### Work to be completed:
Can you pull out each line of the data below that includes the word "achieve"?

Stored data
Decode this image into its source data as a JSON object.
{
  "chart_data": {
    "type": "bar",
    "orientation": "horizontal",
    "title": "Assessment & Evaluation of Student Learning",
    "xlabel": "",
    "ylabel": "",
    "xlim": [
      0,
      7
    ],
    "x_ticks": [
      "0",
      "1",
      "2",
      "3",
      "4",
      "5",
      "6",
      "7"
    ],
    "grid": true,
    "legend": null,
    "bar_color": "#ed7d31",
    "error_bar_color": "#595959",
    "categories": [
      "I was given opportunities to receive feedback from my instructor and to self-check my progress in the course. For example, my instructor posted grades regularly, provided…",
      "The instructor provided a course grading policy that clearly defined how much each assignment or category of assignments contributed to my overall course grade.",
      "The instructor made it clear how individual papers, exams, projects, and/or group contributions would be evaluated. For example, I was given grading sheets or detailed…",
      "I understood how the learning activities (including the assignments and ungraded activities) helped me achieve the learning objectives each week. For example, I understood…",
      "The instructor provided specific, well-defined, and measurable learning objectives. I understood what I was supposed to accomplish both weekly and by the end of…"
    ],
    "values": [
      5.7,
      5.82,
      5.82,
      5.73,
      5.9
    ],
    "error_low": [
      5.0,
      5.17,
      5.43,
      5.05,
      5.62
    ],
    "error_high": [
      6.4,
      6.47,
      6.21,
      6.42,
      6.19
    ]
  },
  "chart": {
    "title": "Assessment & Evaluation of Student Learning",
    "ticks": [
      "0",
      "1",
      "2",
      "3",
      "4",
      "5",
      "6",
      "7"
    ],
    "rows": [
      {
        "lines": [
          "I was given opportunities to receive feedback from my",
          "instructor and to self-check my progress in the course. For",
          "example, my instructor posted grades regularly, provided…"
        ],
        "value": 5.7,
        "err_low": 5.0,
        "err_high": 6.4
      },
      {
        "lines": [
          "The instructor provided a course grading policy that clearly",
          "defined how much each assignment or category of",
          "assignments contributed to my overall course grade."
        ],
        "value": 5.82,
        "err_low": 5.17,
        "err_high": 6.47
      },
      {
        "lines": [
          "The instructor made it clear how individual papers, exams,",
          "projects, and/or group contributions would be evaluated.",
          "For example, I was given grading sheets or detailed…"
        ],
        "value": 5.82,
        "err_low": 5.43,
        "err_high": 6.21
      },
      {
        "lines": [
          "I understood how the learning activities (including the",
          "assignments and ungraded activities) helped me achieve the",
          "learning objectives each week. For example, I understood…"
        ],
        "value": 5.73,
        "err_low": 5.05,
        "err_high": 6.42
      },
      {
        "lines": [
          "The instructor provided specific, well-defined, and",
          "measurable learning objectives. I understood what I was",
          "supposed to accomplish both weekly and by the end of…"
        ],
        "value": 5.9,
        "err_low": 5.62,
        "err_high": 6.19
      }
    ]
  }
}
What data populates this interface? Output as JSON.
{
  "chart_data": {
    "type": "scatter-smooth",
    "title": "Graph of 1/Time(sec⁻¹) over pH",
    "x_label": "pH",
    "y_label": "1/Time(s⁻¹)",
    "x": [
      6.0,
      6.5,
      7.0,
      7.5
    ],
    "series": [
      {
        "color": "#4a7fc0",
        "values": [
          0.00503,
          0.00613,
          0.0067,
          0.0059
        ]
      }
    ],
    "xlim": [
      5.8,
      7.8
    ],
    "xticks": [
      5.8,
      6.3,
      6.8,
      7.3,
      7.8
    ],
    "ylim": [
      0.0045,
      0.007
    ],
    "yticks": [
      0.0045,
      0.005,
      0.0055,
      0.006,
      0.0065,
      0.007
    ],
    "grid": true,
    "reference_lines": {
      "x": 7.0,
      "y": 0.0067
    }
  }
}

### Output below:
      "I understood how the learning activities (including the assignments and ungraded activities) helped me achieve the learning objectives each week. For example, I understood…",
          "assignments and ungraded activities) helped me achieve the",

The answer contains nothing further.